* **Your assignment**
When you transcribe the records that follow, reproduce each line exactly as given.

* **Material shown**
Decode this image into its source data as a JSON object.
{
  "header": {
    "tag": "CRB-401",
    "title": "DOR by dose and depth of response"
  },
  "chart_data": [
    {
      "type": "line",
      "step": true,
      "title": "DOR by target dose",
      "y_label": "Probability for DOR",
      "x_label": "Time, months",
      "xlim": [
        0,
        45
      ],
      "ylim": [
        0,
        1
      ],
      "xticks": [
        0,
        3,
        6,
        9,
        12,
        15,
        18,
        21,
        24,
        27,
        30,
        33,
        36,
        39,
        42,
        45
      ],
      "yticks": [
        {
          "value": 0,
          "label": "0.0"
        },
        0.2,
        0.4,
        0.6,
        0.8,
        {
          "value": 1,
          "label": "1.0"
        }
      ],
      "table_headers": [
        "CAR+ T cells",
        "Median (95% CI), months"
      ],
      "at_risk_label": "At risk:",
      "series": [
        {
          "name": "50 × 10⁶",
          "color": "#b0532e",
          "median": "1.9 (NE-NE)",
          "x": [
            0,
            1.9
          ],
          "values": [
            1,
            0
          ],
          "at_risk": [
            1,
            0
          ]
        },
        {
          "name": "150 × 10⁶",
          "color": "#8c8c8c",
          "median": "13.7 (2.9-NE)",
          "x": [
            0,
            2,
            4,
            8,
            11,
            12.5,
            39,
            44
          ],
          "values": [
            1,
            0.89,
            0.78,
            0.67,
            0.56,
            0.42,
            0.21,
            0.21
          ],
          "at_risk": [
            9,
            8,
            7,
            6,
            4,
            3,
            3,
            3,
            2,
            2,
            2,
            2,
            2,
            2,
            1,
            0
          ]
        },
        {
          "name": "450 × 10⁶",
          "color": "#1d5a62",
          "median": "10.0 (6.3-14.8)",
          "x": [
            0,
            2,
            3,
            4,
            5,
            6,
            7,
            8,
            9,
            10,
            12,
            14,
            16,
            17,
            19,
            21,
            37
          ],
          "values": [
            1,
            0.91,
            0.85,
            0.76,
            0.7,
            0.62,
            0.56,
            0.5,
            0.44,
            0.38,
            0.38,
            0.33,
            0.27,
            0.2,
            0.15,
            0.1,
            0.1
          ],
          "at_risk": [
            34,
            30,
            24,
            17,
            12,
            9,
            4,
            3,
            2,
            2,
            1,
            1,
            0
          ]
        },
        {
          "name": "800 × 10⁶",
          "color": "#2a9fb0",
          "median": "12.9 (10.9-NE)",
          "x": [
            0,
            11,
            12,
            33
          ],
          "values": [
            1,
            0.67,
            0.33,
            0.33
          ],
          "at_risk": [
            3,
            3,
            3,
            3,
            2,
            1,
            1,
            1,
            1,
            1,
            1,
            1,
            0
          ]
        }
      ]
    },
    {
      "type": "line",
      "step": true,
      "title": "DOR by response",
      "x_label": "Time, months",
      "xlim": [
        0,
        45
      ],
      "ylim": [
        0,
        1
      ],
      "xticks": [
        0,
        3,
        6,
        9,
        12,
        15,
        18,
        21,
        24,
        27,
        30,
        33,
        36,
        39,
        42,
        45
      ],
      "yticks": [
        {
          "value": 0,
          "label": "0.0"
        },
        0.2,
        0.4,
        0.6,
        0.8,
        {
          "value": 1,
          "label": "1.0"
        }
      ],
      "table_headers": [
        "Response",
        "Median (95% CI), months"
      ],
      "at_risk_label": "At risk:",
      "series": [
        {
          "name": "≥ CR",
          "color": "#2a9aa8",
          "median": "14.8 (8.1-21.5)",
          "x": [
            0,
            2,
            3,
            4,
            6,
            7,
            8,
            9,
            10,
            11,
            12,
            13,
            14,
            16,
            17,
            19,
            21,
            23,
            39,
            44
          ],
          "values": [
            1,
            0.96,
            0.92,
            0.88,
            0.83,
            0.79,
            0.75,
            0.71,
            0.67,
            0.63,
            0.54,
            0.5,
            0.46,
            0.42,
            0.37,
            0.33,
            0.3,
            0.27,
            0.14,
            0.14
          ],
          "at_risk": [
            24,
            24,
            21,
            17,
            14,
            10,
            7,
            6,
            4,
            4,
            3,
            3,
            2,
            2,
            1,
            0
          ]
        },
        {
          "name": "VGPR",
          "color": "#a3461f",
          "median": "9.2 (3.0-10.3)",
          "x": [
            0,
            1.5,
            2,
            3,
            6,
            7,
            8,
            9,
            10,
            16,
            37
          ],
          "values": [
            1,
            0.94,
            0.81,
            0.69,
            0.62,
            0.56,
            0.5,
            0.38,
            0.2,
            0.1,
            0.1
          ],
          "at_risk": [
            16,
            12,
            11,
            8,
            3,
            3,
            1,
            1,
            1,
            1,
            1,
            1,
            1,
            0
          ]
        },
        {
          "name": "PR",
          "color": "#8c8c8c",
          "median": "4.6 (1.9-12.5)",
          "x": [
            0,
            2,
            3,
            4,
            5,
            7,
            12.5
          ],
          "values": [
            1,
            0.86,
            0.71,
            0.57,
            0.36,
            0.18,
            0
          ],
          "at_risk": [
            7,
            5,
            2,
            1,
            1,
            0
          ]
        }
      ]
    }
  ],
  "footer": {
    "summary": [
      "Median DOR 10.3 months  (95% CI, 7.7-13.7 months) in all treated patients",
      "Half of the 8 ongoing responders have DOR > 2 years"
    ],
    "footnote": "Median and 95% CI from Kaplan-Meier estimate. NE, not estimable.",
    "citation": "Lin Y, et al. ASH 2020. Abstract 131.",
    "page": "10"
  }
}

* **Result**
Decode this image into its source data as a JSON object.
{
  "header": {
    "tag": "CRB-401",
    "title": "DOR by dose and depth of response"
  },
  "chart_data": [
    {
      "type": "line",
      "step": true,
      "title": "DOR by target dose",
      "y_label": "Probability for DOR",
      "x_label": "Time, months",
      "xlim": [
        0,
        45
      ],
      "ylim": [
        0,
        1
      ],
      "xticks": [
        0,
        3,
        6,
        9,
        12,
        15,
        18,
        21,
        24,
        27,
        30,
        33,
        36,
        39,
        42,
        45
      ],
      "yticks": [
        {
          "value": 0,
          "label": "0.0"
        },
        0.2,
        0.4,
        0.6,
        0.8,
        {
          "value": 1,
          "label": "1.0"
        }
      ],
      "table_headers": [
        "CAR+ T cells",
        "Median (95% CI), months"
      ],
      "at_risk_label": "At risk:",
      "series": [
        {
          "name": "50 × 10⁶",
          "color": "#b0532e",
          "median": "1.9 (NE-NE)",
          "x": [
            0,
            1.9
          ],
          "values": [
            1,
            0
          ],
          "at_risk": [
            1,
            0
          ]
        },
        {
          "name": "150 × 10⁶",
          "color": "#8c8c8c",
          "median": "13.7 (2.9-NE)",
          "x": [
            0,
            2,
            4,
            8,
            11,
            12.5,
            39,
            44
          ],
          "values": [
            1,
            0.89,
            0.78,
            0.67,
            0.56,
            0.42,
            0.21,
            0.21
          ],
          "at_risk": [
            9,
            8,
            7,
            6,
            4,
            3,
            3,
            3,
            2,
            2,
            2,
            2,
            2,
            2,
            1,
            0
          ]
        },
        {
          "name": "450 × 10⁶",
          "color": "#1d5a62",
          "median": "10.0 (6.3-14.8)",
          "x": [
            0,
            2,
            3,
            4,
            5,
            6,
            7,
            8,
            9,
            10,
            12,
            14,
            16,
            17,
            19,
            21,
            37
          ],
          "values": [
            1,
            0.91,
            0.85,
            0.76,
            0.7,
            0.62,
            0.56,
            0.5,
            0.44,
            0.38,
            0.38,
            0.33,
            0.27,
            0.2,
            0.15,
            0.1,
            0.1
          ],
          "at_risk": [
            34,
            30,
            24,
            17,
            12,
            9,
            4,
            3,
            2,
            2,
            1,
            1,
            0
          ]
        },
        {
          "name": "800 × 10⁶",
          "color": "#2a9fb0",
          "median": "12.9 (10.9-NE)",
          "x": [
            0,
            11,
            12,
            33
          ],
          "values": [
            1,
            0.67,
            0.33,
            0.33
          ],
          "at_risk": [
            3,
            3,
            3,
            3,
            2,
            1,
            1,
            1,
            1,
            1,
            1,
            1,
            0
          ]
        }
      ]
    },
    {
      "type": "line",
      "step": true,
      "title": "DOR by response",
      "x_label": "Time, months",
      "xlim": [
        0,
        45
      ],
      "ylim": [
        0,
        1
      ],
      "xticks": [
        0,
        3,
        6,
        9,
        12,
        15,
        18,
        21,
        24,
        27,
        30,
        33,
        36,
        39,
        42,
        45
      ],
      "yticks": [
        {
          "value": 0,
          "label": "0.0"
        },
        0.2,
        0.4,
        0.6,
        0.8,
        {
          "value": 1,
          "label": "1.0"
        }
      ],
      "table_headers": [
        "Response",
        "Median (95% CI), months"
      ],
      "at_risk_label": "At risk:",
      "series": [
        {
          "name": "≥ CR",
          "color": "#2a9aa8",
          "median": "14.8 (8.1-21.5)",
          "x": [
            0,
            2,
            3,
            4,
            6,
            7,
            8,
            9,
            10,
            11,
            12,
            13,
            14,
            16,
            17,
            19,
            21,
            23,
            39,
            44
          ],
          "values": [
            1,
            0.96,
            0.92,
            0.88,
            0.83,
            0.79,
            0.75,
            0.71,
            0.67,
            0.63,
            0.54,
            0.5,
            0.46,
            0.42,
            0.37,
            0.33,
            0.3,
            0.27,
            0.14,
            0.14
          ],
          "at_risk": [
            24,
            24,
            21,
            17,
            14,
            10,
            7,
            6,
            4,
            4,
            3,
            3,
            2,
            2,
            1,
            0
          ]
        },
        {
          "name": "VGPR",
          "color": "#a3461f",
          "median": "9.2 (3.0-10.3)",
          "x": [
            0,
            1.5,
            2,
            3,
            6,
            7,
            8,
            9,
            10,
            16,
            37
          ],
          "values": [
            1,
            0.94,
            0.81,
            0.69,
            0.62,
            0.56,
            0.5,
            0.38,
            0.2,
            0.1,
            0.1
          ],
          "at_risk": [
            16,
            12,
            11,
            8,
            3,
            3,
            1,
            1,
            1,
            1,
            1,
            1,
            1,
            0
          ]
        },
        {
          "name": "PR",
          "color": "#8c8c8c",
          "median": "4.6 (1.9-12.5)",
          "x": [
            0,
            2,
            3,
            4,
            5,
            7,
            12.5
          ],
          "values": [
            1,
            0.86,
            0.71,
            0.57,
            0.36,
            0.18,
            0
          ],
          "at_risk": [
            7,
            5,
            2,
            1,
            1,
            0
          ]
        }
      ]
    }
  ],
  "footer": {
    "summary": [
      "Median DOR 10.3 months  (95% CI, 7.7-13.7 months) in all treated patients",
      "Half of the 8 ongoing responders have DOR > 2 years"
    ],
    "footnote": "Median and 95% CI from Kaplan-Meier estimate. NE, not estimable.",
    "citation": "Lin Y, et al. ASH 2020. Abstract 131.",
    "page": "10"
  }
}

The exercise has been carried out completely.